(Structured figure records)
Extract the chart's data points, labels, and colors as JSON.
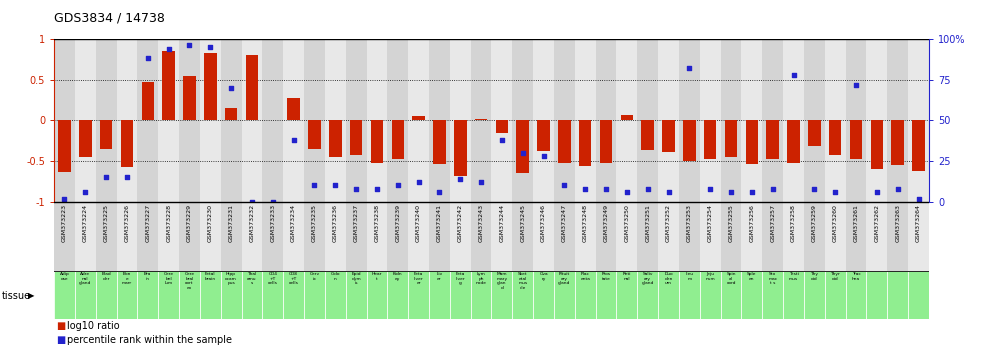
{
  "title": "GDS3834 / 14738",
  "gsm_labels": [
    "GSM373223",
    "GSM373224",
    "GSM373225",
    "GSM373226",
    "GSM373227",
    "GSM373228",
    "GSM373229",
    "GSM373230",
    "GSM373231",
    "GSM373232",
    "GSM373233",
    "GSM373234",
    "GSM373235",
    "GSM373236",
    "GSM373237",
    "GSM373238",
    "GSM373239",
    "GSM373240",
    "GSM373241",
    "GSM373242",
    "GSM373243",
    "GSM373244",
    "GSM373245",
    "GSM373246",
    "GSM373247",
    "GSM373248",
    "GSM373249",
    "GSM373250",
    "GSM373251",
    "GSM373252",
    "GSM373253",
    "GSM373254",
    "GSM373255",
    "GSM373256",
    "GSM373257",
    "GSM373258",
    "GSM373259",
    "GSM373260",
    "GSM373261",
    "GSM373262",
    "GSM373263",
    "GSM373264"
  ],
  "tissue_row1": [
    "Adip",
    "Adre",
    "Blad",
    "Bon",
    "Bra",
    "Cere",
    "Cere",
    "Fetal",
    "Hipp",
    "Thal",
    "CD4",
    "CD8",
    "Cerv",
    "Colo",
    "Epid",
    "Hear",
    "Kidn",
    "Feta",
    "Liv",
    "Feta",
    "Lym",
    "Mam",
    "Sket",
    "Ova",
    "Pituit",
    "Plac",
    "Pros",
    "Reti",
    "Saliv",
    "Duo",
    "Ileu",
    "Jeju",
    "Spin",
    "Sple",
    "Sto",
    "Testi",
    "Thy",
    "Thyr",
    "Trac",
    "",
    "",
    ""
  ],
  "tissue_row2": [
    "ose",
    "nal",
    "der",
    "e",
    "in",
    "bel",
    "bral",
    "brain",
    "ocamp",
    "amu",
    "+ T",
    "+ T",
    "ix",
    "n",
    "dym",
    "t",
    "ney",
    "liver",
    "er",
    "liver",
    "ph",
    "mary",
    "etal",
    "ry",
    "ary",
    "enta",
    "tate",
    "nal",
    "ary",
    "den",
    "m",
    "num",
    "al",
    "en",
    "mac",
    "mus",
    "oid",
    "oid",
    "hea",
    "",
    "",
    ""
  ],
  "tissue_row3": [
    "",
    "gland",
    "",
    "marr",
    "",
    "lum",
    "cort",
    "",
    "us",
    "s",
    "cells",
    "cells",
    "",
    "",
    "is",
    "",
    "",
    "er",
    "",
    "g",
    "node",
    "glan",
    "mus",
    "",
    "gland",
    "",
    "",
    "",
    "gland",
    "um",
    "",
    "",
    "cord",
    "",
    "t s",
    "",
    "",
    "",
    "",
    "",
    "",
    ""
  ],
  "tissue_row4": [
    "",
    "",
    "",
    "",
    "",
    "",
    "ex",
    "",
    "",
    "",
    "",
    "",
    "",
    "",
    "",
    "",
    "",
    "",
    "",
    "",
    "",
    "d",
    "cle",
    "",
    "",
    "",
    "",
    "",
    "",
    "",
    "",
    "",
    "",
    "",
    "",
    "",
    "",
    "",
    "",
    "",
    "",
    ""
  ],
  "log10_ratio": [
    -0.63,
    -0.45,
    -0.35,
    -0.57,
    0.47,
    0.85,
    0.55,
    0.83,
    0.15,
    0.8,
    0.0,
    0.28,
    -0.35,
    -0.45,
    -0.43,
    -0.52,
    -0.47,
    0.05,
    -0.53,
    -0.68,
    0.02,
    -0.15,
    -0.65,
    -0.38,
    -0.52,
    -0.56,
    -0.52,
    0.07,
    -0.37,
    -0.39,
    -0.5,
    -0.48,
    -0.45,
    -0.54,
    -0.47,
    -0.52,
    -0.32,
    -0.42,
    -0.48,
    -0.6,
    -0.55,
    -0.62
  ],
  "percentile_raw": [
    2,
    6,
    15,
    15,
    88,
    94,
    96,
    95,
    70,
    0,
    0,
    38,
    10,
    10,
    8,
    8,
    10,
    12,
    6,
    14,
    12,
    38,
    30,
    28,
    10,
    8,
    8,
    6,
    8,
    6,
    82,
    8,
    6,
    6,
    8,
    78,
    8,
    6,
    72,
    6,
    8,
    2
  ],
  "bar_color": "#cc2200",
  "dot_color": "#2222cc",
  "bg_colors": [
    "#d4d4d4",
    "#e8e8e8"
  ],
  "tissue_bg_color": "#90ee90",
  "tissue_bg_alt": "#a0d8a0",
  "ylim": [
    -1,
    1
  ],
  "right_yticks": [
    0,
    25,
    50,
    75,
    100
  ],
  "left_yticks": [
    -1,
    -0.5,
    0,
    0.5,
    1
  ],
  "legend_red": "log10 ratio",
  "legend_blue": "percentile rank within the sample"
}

REQUIRED TASK
Leave every image out, and retype the material exactly.

TASK RESPONSE
Extract the chart's data points, labels, and colors as JSON.
{
  "title": "GDS3834 / 14738",
  "gsm_labels": [
    "GSM373223",
    "GSM373224",
    "GSM373225",
    "GSM373226",
    "GSM373227",
    "GSM373228",
    "GSM373229",
    "GSM373230",
    "GSM373231",
    "GSM373232",
    "GSM373233",
    "GSM373234",
    "GSM373235",
    "GSM373236",
    "GSM373237",
    "GSM373238",
    "GSM373239",
    "GSM373240",
    "GSM373241",
    "GSM373242",
    "GSM373243",
    "GSM373244",
    "GSM373245",
    "GSM373246",
    "GSM373247",
    "GSM373248",
    "GSM373249",
    "GSM373250",
    "GSM373251",
    "GSM373252",
    "GSM373253",
    "GSM373254",
    "GSM373255",
    "GSM373256",
    "GSM373257",
    "GSM373258",
    "GSM373259",
    "GSM373260",
    "GSM373261",
    "GSM373262",
    "GSM373263",
    "GSM373264"
  ],
  "tissue_row1": [
    "Adip",
    "Adre",
    "Blad",
    "Bon",
    "Bra",
    "Cere",
    "Cere",
    "Fetal",
    "Hipp",
    "Thal",
    "CD4",
    "CD8",
    "Cerv",
    "Colo",
    "Epid",
    "Hear",
    "Kidn",
    "Feta",
    "Liv",
    "Feta",
    "Lym",
    "Mam",
    "Sket",
    "Ova",
    "Pituit",
    "Plac",
    "Pros",
    "Reti",
    "Saliv",
    "Duo",
    "Ileu",
    "Jeju",
    "Spin",
    "Sple",
    "Sto",
    "Testi",
    "Thy",
    "Thyr",
    "Trac",
    "",
    "",
    ""
  ],
  "tissue_row2": [
    "ose",
    "nal",
    "der",
    "e",
    "in",
    "bel",
    "bral",
    "brain",
    "ocamp",
    "amu",
    "+ T",
    "+ T",
    "ix",
    "n",
    "dym",
    "t",
    "ney",
    "liver",
    "er",
    "liver",
    "ph",
    "mary",
    "etal",
    "ry",
    "ary",
    "enta",
    "tate",
    "nal",
    "ary",
    "den",
    "m",
    "num",
    "al",
    "en",
    "mac",
    "mus",
    "oid",
    "oid",
    "hea",
    "",
    "",
    ""
  ],
  "tissue_row3": [
    "",
    "gland",
    "",
    "marr",
    "",
    "lum",
    "cort",
    "",
    "us",
    "s",
    "cells",
    "cells",
    "",
    "",
    "is",
    "",
    "",
    "er",
    "",
    "g",
    "node",
    "glan",
    "mus",
    "",
    "gland",
    "",
    "",
    "",
    "gland",
    "um",
    "",
    "",
    "cord",
    "",
    "t s",
    "",
    "",
    "",
    "",
    "",
    "",
    ""
  ],
  "tissue_row4": [
    "",
    "",
    "",
    "",
    "",
    "",
    "ex",
    "",
    "",
    "",
    "",
    "",
    "",
    "",
    "",
    "",
    "",
    "",
    "",
    "",
    "",
    "d",
    "cle",
    "",
    "",
    "",
    "",
    "",
    "",
    "",
    "",
    "",
    "",
    "",
    "",
    "",
    "",
    "",
    "",
    "",
    "",
    ""
  ],
  "log10_ratio": [
    -0.63,
    -0.45,
    -0.35,
    -0.57,
    0.47,
    0.85,
    0.55,
    0.83,
    0.15,
    0.8,
    0.0,
    0.28,
    -0.35,
    -0.45,
    -0.43,
    -0.52,
    -0.47,
    0.05,
    -0.53,
    -0.68,
    0.02,
    -0.15,
    -0.65,
    -0.38,
    -0.52,
    -0.56,
    -0.52,
    0.07,
    -0.37,
    -0.39,
    -0.5,
    -0.48,
    -0.45,
    -0.54,
    -0.47,
    -0.52,
    -0.32,
    -0.42,
    -0.48,
    -0.6,
    -0.55,
    -0.62
  ],
  "percentile_raw": [
    2,
    6,
    15,
    15,
    88,
    94,
    96,
    95,
    70,
    0,
    0,
    38,
    10,
    10,
    8,
    8,
    10,
    12,
    6,
    14,
    12,
    38,
    30,
    28,
    10,
    8,
    8,
    6,
    8,
    6,
    82,
    8,
    6,
    6,
    8,
    78,
    8,
    6,
    72,
    6,
    8,
    2
  ],
  "bar_color": "#cc2200",
  "dot_color": "#2222cc",
  "bg_colors": [
    "#d4d4d4",
    "#e8e8e8"
  ],
  "tissue_bg_color": "#90ee90",
  "tissue_bg_alt": "#a0d8a0",
  "ylim": [
    -1,
    1
  ],
  "right_yticks": [
    0,
    25,
    50,
    75,
    100
  ],
  "left_yticks": [
    -1,
    -0.5,
    0,
    0.5,
    1
  ],
  "legend_red": "log10 ratio",
  "legend_blue": "percentile rank within the sample"
}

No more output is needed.